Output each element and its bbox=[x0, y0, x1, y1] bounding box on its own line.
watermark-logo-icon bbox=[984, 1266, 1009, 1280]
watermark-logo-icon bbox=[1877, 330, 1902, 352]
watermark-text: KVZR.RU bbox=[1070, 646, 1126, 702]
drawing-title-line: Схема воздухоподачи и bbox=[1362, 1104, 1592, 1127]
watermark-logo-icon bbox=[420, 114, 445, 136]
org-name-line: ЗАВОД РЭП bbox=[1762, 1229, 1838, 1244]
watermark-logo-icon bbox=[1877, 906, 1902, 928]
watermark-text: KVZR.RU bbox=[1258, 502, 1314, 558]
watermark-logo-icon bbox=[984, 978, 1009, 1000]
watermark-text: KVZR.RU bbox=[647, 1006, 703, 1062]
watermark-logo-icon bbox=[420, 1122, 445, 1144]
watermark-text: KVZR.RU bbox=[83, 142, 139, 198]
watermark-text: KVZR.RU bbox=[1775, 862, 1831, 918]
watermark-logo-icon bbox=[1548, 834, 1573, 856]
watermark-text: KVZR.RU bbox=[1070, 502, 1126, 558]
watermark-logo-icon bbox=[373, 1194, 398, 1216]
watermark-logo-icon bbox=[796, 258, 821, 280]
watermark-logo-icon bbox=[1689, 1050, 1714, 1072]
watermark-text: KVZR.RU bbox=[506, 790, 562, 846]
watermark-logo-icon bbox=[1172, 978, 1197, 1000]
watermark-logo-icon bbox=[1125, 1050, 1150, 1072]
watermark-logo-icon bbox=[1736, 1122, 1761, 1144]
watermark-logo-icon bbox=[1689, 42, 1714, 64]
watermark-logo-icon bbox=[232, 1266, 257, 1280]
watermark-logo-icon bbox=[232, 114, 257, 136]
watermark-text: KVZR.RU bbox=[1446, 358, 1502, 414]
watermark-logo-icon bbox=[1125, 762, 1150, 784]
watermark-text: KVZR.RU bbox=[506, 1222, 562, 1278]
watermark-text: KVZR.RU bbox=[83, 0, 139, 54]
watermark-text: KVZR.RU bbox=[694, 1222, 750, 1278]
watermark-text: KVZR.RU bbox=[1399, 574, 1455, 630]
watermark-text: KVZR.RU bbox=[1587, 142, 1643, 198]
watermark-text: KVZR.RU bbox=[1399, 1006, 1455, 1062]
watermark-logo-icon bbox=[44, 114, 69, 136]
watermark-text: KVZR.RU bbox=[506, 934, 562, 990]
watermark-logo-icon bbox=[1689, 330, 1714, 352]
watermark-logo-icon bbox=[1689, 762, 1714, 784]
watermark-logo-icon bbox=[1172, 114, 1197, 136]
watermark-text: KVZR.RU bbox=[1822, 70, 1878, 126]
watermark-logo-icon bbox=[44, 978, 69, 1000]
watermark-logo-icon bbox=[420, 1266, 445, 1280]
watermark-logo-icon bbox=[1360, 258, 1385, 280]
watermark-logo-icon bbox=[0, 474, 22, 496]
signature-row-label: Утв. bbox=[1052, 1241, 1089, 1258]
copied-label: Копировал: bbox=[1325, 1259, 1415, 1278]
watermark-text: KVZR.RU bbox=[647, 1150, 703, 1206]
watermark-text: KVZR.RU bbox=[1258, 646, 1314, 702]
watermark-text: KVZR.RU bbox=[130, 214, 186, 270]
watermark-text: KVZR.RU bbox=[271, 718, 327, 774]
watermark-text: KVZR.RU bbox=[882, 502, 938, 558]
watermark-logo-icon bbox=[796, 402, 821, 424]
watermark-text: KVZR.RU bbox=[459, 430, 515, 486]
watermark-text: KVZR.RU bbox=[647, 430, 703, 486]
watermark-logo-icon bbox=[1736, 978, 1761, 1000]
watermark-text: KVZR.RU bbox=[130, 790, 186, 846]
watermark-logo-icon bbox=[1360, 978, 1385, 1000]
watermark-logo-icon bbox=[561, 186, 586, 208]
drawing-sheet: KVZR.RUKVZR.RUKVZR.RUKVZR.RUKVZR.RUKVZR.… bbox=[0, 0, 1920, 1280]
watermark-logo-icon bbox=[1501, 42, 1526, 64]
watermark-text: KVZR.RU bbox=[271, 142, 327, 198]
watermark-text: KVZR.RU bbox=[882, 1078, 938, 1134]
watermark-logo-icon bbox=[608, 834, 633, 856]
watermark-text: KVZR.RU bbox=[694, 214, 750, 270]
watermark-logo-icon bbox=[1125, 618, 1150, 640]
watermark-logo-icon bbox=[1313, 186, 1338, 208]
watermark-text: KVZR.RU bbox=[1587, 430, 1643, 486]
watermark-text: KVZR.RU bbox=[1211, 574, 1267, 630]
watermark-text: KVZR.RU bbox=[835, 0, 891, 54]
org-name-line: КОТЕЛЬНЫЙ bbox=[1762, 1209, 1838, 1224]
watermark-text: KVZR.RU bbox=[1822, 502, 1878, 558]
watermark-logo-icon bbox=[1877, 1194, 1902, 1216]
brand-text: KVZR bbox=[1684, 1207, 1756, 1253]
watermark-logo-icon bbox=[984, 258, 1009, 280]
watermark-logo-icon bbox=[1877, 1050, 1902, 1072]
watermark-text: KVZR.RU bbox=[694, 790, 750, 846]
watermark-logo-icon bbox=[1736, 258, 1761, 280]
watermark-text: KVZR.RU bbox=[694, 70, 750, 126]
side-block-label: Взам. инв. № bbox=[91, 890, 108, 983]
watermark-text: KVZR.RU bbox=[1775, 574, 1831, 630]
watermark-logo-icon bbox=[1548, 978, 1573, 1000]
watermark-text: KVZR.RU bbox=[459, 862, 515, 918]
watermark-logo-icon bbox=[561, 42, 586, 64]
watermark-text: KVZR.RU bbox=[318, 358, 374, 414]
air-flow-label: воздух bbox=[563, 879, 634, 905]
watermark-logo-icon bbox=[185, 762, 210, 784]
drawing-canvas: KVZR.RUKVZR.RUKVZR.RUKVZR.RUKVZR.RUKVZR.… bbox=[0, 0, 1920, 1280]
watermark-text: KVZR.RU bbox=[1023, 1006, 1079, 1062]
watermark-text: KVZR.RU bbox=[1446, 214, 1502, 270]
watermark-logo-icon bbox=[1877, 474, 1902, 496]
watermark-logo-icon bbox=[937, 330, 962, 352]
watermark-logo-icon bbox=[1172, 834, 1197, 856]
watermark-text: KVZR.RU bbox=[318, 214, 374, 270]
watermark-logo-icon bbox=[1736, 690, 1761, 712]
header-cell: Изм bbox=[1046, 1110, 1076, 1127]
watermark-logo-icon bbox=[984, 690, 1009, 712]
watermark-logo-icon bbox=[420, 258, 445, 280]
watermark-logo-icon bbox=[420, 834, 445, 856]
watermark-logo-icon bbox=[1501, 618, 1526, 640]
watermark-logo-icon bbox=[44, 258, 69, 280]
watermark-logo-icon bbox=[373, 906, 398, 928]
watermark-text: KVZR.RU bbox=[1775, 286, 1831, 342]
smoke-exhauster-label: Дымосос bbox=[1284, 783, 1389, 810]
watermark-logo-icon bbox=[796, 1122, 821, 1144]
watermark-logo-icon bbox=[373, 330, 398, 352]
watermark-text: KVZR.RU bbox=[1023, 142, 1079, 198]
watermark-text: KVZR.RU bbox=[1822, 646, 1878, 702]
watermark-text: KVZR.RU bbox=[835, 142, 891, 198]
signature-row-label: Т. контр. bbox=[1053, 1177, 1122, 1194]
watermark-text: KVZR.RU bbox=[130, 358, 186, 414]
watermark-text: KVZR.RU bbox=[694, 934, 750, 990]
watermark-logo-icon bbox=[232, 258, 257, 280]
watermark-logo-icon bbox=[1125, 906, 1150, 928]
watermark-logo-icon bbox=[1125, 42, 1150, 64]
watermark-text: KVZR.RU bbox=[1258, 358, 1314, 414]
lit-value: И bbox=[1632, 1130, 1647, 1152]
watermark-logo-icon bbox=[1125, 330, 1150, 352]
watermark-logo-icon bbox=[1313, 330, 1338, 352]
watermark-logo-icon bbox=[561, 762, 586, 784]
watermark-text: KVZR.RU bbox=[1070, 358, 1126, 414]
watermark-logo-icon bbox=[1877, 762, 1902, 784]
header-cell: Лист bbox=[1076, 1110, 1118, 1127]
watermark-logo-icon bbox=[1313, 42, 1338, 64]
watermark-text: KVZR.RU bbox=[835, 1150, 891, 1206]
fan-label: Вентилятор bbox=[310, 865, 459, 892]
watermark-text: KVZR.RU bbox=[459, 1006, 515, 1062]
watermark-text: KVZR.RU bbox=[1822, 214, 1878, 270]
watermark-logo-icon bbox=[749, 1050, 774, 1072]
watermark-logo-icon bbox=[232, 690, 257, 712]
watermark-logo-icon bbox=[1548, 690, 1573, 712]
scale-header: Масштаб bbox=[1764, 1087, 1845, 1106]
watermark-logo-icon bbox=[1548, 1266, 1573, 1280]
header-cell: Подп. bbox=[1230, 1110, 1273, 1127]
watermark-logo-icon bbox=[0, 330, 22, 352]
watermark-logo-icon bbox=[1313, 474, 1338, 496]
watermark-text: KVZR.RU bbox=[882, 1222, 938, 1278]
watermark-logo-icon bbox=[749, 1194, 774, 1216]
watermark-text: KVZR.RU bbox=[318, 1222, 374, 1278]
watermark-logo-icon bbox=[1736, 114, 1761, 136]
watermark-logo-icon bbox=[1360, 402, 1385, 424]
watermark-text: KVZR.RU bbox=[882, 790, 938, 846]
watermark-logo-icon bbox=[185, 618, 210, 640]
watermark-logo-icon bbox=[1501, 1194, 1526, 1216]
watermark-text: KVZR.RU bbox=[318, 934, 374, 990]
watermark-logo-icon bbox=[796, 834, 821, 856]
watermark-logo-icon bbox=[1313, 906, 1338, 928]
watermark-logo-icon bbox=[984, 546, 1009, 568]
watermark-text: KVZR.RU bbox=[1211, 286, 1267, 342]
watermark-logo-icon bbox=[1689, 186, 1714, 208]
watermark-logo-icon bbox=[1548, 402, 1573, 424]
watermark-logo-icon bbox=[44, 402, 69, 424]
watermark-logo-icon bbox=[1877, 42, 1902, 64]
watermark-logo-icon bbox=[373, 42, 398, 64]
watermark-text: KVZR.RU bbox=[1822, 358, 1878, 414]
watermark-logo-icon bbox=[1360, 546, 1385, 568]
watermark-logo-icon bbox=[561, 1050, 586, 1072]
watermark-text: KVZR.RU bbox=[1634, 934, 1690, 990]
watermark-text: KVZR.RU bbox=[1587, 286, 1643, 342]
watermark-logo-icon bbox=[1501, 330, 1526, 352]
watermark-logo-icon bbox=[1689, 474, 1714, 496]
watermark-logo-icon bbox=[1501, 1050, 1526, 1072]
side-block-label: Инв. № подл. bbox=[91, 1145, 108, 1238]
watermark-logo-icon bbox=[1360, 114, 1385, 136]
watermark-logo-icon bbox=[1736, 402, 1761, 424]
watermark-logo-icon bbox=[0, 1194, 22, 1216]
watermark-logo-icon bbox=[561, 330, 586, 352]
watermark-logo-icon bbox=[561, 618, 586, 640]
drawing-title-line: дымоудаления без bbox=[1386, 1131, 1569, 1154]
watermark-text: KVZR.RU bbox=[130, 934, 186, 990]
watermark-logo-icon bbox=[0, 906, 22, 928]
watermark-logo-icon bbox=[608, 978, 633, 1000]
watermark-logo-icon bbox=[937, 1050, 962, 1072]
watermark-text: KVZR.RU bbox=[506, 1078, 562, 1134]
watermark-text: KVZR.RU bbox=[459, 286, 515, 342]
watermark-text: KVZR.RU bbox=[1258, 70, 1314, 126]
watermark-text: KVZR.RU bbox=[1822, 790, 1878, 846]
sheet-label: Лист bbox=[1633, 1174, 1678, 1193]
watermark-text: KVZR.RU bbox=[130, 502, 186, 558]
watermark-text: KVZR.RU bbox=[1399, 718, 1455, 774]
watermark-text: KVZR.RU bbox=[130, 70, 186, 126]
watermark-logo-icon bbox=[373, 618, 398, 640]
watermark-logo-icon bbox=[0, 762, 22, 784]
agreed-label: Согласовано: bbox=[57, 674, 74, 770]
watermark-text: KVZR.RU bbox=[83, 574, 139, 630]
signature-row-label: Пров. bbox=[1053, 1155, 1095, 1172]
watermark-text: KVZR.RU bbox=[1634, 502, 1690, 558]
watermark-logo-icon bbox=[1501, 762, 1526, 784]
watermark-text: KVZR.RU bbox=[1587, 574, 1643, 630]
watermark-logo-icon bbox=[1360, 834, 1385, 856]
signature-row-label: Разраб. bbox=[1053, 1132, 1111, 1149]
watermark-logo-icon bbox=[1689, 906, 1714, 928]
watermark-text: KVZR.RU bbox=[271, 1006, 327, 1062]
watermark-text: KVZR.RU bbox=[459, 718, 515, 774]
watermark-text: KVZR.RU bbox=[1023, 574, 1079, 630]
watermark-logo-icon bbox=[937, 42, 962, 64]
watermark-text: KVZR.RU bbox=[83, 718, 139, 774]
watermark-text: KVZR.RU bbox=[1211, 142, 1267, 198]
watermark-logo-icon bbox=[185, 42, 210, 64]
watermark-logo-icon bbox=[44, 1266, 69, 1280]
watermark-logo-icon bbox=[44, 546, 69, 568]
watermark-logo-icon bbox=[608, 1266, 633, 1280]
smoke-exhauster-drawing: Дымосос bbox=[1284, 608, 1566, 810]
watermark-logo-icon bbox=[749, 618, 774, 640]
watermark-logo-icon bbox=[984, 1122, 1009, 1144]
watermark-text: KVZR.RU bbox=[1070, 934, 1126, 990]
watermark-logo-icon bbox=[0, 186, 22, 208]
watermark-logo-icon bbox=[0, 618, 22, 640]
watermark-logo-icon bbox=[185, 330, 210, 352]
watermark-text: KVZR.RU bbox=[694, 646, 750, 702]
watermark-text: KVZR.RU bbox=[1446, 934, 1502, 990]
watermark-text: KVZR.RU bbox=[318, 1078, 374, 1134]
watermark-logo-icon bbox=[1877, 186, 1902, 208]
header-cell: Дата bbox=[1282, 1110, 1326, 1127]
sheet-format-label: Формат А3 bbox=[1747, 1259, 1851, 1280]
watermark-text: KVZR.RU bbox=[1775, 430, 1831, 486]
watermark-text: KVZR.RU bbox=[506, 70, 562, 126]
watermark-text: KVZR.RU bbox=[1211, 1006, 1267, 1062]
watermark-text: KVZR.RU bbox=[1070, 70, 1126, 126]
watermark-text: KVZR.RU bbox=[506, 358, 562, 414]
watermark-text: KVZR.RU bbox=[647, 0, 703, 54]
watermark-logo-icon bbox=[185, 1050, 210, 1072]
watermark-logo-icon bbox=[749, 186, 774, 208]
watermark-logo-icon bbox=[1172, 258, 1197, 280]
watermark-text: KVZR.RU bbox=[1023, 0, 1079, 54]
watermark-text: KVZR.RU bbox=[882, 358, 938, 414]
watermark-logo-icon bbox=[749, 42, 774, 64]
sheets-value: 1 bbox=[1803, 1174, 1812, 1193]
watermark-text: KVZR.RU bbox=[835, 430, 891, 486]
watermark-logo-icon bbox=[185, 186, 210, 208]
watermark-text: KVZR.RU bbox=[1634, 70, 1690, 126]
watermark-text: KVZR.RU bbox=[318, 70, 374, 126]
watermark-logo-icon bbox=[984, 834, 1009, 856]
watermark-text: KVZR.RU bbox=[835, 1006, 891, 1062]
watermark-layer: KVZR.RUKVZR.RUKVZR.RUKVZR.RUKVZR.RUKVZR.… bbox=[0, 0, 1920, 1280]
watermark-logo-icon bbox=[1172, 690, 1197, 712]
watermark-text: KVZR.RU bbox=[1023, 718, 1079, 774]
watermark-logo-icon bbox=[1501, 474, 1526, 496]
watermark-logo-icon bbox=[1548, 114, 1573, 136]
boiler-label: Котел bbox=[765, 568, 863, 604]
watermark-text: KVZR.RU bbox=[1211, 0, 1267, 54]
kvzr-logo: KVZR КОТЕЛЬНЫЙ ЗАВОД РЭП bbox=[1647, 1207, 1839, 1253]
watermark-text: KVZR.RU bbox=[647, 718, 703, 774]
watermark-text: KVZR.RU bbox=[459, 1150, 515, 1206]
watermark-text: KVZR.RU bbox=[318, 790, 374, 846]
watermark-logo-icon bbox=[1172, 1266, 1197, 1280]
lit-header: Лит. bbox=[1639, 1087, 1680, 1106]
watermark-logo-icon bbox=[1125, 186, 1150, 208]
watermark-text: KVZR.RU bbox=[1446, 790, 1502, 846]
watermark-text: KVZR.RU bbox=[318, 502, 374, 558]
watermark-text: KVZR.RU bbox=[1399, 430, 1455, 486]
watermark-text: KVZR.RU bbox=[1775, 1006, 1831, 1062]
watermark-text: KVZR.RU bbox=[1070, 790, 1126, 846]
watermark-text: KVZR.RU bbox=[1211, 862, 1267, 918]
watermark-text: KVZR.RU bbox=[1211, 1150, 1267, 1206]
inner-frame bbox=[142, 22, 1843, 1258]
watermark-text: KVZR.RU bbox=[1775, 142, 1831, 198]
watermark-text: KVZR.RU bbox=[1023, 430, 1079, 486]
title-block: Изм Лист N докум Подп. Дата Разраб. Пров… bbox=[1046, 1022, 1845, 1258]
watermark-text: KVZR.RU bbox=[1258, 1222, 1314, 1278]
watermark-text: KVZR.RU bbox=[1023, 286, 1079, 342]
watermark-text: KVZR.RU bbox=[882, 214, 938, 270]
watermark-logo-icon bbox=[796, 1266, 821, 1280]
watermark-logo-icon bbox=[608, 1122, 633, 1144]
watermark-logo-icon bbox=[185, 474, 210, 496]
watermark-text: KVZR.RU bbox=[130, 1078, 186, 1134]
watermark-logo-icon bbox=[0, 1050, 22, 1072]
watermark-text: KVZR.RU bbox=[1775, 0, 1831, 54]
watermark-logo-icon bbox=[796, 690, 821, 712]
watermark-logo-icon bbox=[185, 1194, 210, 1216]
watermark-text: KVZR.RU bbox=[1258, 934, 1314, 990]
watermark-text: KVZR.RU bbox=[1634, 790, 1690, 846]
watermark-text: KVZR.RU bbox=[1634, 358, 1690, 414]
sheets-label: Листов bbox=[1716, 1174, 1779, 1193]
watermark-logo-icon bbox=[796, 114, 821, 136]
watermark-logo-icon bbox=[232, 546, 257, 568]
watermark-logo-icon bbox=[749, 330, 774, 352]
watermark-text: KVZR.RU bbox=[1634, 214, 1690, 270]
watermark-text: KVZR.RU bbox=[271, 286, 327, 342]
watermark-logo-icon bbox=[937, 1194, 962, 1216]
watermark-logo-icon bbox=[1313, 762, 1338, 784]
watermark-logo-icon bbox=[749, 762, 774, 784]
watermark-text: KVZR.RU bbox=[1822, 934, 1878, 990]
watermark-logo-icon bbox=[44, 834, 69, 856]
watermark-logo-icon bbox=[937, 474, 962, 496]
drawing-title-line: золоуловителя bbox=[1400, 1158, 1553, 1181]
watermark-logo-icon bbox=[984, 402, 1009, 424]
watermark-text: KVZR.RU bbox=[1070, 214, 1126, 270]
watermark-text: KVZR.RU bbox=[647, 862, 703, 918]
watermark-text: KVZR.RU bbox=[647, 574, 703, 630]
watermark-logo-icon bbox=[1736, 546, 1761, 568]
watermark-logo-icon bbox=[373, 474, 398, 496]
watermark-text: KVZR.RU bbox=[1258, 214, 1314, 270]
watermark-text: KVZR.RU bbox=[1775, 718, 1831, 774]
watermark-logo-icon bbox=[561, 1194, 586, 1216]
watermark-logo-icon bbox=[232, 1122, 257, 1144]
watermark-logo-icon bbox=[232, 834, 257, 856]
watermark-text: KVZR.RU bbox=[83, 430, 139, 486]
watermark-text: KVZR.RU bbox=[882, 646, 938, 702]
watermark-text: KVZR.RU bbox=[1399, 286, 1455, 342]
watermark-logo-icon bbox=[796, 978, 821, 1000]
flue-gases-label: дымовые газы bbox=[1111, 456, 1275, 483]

» Work to be completed: Rewrite the records from their first line through the line containing "watermark-logo-icon bbox=[1548, 834, 1573, 856]", changing "watermark-text" to "overlay-text" and leaving everything else unchanged.

» Output for this task:
Output each element and its bbox=[x0, y0, x1, y1] bounding box on its own line.
watermark-logo-icon bbox=[984, 1266, 1009, 1280]
watermark-logo-icon bbox=[1877, 330, 1902, 352]
overlay-text: KVZR.RU bbox=[1070, 646, 1126, 702]
drawing-title-line: Схема воздухоподачи и bbox=[1362, 1104, 1592, 1127]
watermark-logo-icon bbox=[420, 114, 445, 136]
org-name-line: ЗАВОД РЭП bbox=[1762, 1229, 1838, 1244]
watermark-logo-icon bbox=[1877, 906, 1902, 928]
overlay-text: KVZR.RU bbox=[1258, 502, 1314, 558]
watermark-logo-icon bbox=[984, 978, 1009, 1000]
overlay-text: KVZR.RU bbox=[647, 1006, 703, 1062]
watermark-logo-icon bbox=[420, 1122, 445, 1144]
overlay-text: KVZR.RU bbox=[83, 142, 139, 198]
overlay-text: KVZR.RU bbox=[1775, 862, 1831, 918]
watermark-logo-icon bbox=[1548, 834, 1573, 856]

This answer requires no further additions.